§ **What is needed**
Pull out every line with the word "frac".

#### Records for the task ####

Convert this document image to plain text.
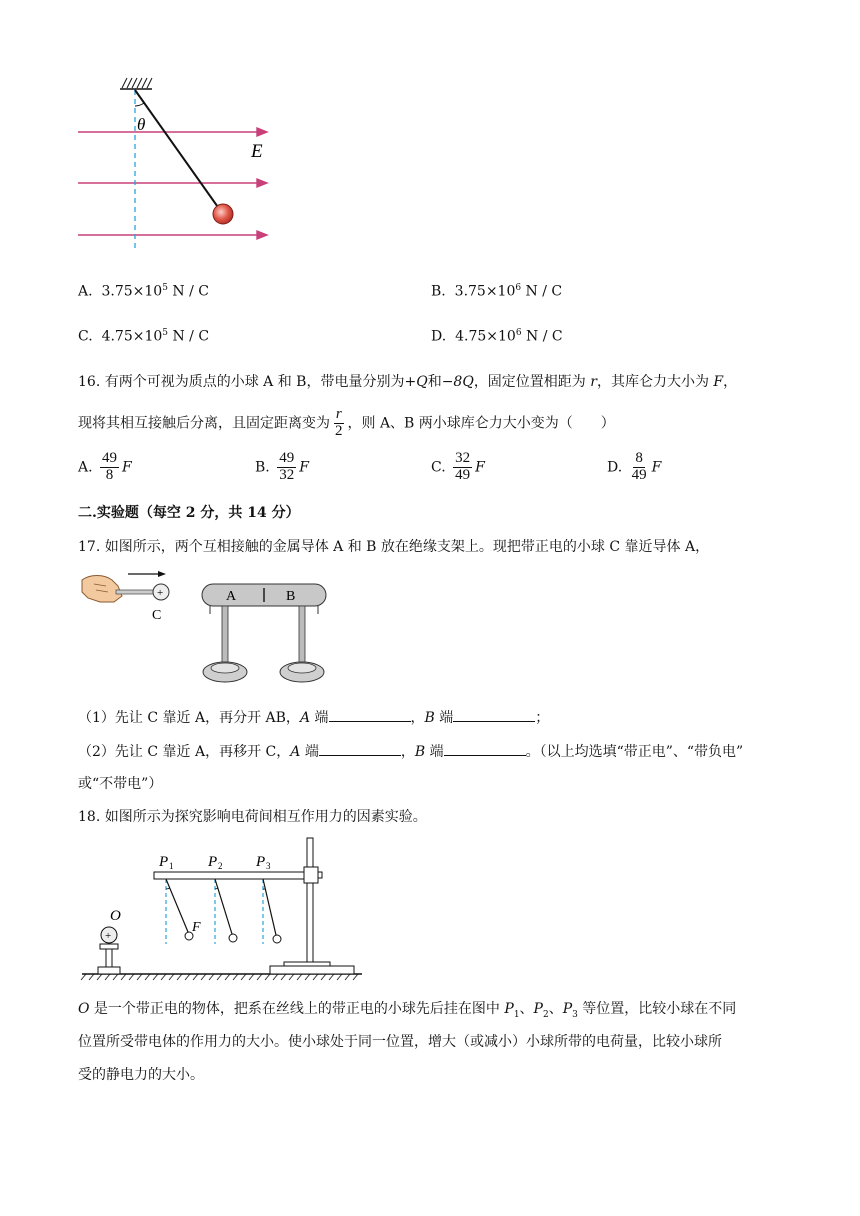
θ
E
A. $3.75\times 10^5$ N / C	B. $3.75\times 10^6$ N / C
C. $4.75\times 10^5$ N / C	D. $4.75\times 10^6$ N / C
16. 有两个可视为质点的小球 A 和 B，带电量分别为+Q和−8Q，固定位置相距为 r，其库仑力大小为 F，
现将其相互接触后分离，且固定距离变为 $\frac{r}{2}$ ，则 A、B 两小球库仑力大小变为（　　）
A. $\frac{49}{8}$ F	B. $\frac{49}{32}$ F	C. $\frac{32}{49}$ F	D. $\frac{8}{49}$ F
二.实验题（每空 2 分，共 14 分）
17. 如图所示，两个互相接触的金属导体 A 和 B 放在绝缘支架上。现把带正电的小球 C 靠近导体 A，
+
C
A	B
（1）先让 C 靠近 A，再分开 AB，A 端	，B 端	；
（2）先让 C 靠近 A，再移开 C，A 端	，B 端	。（以上均选填“带正电”、“带负电”
或“不带电”）
18. 如图所示为探究影响电荷间相互作用力的因素实验。
P 1 P 2 P 3
F
O
+
O 是一个带正电的物体，把系在丝线上的带正电的小球先后挂在图中 $P_1$、$P_2$、$P_3$ 等位置，比较小球在不同
位置所受带电体的作用力的大小。使小球处于同一位置，增大（或减小）小球所带的电荷量，比较小球所
受的静电力的大小。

####

§ **Answer to the problem**
现将其相互接触后分离，且固定距离变为 $\frac{r}{2}$ ，则 A、B 两小球库仑力大小变为（　　）
A. $\frac{49}{8}$ F	B. $\frac{49}{32}$ F	C. $\frac{32}{49}$ F	D. $\frac{8}{49}$ F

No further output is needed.